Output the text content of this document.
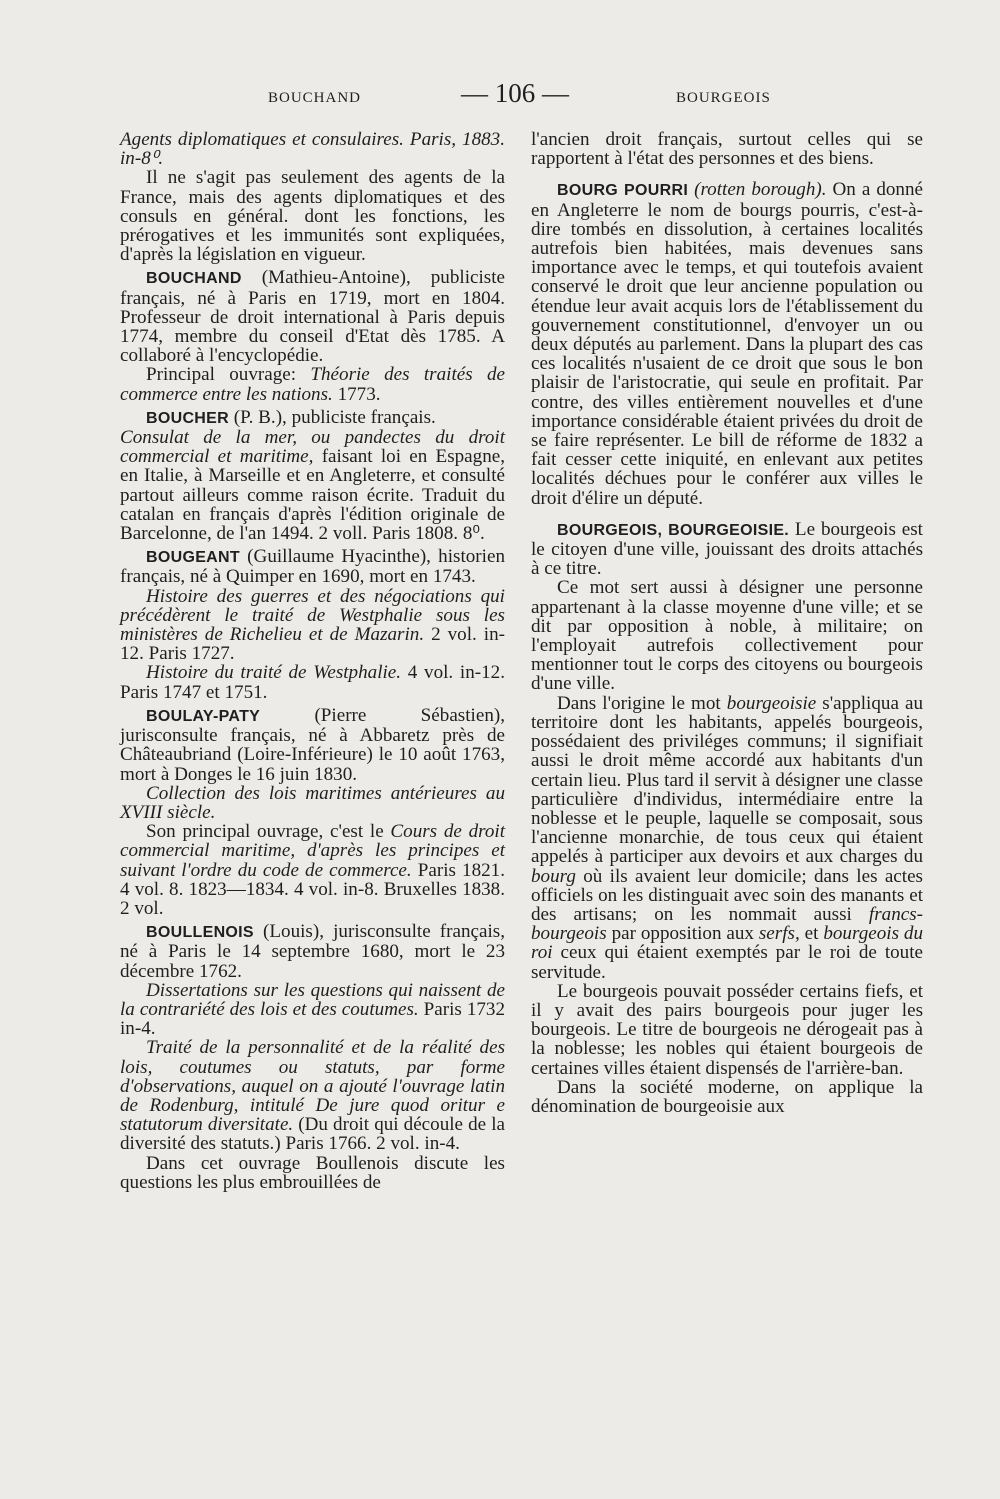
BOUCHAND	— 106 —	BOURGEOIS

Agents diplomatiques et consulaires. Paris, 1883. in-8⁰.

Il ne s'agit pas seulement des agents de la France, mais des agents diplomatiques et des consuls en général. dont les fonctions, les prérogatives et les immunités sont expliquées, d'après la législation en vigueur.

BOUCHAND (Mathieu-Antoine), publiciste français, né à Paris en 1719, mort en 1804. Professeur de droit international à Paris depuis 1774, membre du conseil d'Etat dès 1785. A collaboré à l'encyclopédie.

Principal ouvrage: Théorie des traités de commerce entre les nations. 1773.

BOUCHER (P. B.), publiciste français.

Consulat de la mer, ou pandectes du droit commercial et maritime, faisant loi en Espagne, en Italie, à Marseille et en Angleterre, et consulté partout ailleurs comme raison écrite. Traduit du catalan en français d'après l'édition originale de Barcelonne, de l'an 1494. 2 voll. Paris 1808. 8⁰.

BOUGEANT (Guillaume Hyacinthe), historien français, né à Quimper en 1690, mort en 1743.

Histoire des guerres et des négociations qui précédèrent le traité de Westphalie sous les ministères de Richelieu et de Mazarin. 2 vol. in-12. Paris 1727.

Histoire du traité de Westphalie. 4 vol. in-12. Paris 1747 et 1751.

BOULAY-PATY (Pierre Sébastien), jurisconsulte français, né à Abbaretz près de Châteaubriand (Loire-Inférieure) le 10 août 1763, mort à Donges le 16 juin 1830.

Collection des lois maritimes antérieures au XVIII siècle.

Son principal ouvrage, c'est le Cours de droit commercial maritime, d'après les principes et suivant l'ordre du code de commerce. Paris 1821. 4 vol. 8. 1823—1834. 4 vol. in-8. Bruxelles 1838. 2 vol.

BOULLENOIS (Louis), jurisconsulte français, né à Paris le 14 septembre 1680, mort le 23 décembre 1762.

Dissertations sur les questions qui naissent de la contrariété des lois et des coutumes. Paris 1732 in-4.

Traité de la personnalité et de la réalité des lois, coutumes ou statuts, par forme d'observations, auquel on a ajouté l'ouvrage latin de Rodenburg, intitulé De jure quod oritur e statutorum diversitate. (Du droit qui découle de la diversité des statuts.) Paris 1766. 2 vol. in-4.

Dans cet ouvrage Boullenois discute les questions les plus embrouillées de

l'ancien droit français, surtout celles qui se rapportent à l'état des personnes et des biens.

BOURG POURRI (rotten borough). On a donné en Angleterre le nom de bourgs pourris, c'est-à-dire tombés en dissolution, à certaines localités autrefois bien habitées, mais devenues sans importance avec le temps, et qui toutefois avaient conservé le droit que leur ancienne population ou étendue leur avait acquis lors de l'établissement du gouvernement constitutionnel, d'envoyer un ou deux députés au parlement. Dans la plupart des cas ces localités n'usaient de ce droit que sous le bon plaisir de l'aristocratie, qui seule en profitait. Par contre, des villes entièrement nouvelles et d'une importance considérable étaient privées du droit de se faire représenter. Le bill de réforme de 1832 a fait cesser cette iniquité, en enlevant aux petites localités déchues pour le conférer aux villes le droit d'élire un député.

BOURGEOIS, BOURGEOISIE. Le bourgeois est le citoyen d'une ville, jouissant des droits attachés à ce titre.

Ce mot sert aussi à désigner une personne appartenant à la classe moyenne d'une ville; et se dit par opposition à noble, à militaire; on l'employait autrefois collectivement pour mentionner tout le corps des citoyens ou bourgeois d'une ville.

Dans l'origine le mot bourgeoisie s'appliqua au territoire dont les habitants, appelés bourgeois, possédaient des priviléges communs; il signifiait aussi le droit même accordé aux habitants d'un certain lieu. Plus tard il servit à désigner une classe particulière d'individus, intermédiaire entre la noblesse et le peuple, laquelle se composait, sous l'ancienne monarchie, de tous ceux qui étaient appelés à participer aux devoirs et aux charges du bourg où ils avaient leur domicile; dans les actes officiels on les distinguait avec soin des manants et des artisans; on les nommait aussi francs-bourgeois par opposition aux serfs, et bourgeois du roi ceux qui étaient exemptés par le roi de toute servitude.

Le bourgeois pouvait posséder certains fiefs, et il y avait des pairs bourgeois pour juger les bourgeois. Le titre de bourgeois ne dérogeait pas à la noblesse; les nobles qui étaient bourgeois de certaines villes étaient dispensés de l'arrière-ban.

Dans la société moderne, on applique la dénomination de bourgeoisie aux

——————

- Task instructions:
Find the lines with the string "ouvrage" and reproduce them.

- Expected answer:
Principal ouvrage: Théorie des traités de commerce entre les nations. 1773.
Son principal ouvrage, c'est le Cours de droit commercial maritime, d'après les principes et suivant l'ordre du code de commerce. Paris 1821. 4 vol. 8. 1823—1834. 4 vol. in-8. Bruxelles 1838. 2 vol.
Traité de la personnalité et de la réalité des lois, coutumes ou statuts, par forme d'observations, auquel on a ajouté l'ouvrage latin de Rodenburg, intitulé De jure quod oritur e statutorum diversitate. (Du droit qui découle de la diversité des statuts.) Paris 1766. 2 vol. in-4.
Dans cet ouvrage Boullenois discute les questions les plus embrouillées de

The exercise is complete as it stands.